Problem requirements —
Copy the following listing line for line, with no changes.

Listing —

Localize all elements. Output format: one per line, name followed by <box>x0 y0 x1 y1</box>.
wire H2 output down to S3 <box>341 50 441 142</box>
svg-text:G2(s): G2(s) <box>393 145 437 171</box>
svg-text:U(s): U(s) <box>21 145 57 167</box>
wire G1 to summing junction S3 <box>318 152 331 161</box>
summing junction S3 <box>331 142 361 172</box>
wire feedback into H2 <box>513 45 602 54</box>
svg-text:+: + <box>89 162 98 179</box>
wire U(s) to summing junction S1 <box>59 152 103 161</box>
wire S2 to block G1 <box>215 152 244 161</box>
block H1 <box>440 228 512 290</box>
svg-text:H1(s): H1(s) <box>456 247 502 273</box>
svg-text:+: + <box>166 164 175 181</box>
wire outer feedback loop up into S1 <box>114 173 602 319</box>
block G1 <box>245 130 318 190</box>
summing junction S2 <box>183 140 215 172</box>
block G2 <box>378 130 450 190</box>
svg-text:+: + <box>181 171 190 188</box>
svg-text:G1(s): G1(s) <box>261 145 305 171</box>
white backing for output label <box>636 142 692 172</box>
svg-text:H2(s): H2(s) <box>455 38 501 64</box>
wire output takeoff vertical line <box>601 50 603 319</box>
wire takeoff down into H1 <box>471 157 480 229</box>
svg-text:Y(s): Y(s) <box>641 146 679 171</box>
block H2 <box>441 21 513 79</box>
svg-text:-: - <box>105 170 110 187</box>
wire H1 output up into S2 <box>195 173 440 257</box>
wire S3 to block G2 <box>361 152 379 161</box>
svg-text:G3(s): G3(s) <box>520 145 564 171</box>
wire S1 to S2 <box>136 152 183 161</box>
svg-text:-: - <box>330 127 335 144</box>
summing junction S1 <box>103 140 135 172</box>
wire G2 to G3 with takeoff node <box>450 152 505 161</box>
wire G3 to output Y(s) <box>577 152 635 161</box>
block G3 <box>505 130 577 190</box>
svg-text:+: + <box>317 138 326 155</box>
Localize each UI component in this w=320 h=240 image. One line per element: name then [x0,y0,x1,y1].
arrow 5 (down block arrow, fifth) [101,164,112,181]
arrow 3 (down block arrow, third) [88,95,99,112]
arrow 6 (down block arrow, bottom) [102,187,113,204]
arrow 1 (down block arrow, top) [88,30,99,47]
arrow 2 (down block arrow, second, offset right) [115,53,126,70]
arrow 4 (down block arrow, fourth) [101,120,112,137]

Task answer —
Localize all elements. Output format: one per line, name followed by <box>x0 y0 x1 y1</box>.
wire H2 output down to S3 <box>341 50 441 142</box>
svg-text:G2(s): G2(s) <box>393 145 437 171</box>
svg-text:U(s): U(s) <box>21 145 57 167</box>
wire G1 to summing junction S3 <box>318 152 331 161</box>
summing junction S3 <box>331 142 361 172</box>
wire feedback into H2 <box>513 45 602 54</box>
svg-text:+: + <box>89 162 98 179</box>
wire U(s) to summing junction S1 <box>59 152 103 161</box>
wire S2 to block G1 <box>215 152 244 161</box>
block H1 <box>440 228 512 290</box>
svg-text:H1(s): H1(s) <box>456 247 502 273</box>
svg-text:+: + <box>166 164 175 181</box>
wire outer feedback loop up into S1 <box>114 173 602 319</box>
block G1 <box>245 130 318 190</box>
summing junction S2 <box>183 140 215 172</box>
block G2 <box>378 130 450 190</box>
svg-text:+: + <box>181 171 190 188</box>
svg-text:G1(s): G1(s) <box>261 145 305 171</box>
white backing for output label <box>636 142 692 172</box>
svg-text:H2(s): H2(s) <box>455 38 501 64</box>
wire output takeoff vertical line <box>601 50 603 319</box>
wire takeoff down into H1 <box>471 157 480 229</box>
svg-text:Y(s): Y(s) <box>641 146 679 171</box>
block H2 <box>441 21 513 79</box>
svg-text:-: - <box>105 170 110 187</box>
wire H1 output up into S2 <box>195 173 440 257</box>
wire S3 to block G2 <box>361 152 379 161</box>
svg-text:G3(s): G3(s) <box>520 145 564 171</box>
wire S1 to S2 <box>136 152 183 161</box>
svg-text:-: - <box>330 127 335 144</box>
summing junction S1 <box>103 140 135 172</box>
wire G2 to G3 with takeoff node <box>450 152 505 161</box>
wire G3 to output Y(s) <box>577 152 635 161</box>
block G3 <box>505 130 577 190</box>
svg-text:+: + <box>317 138 326 155</box>
Localize each UI component in this w=320 h=240 image. One line per element: name then [x0,y0,x1,y1].
arrow 5 (down block arrow, fifth) [101,164,112,181]
arrow 3 (down block arrow, third) [88,95,99,112]
arrow 6 (down block arrow, bottom) [102,187,113,204]
arrow 1 (down block arrow, top) [88,30,99,47]
arrow 2 (down block arrow, second, offset right) [115,53,126,70]
arrow 4 (down block arrow, fourth) [101,120,112,137]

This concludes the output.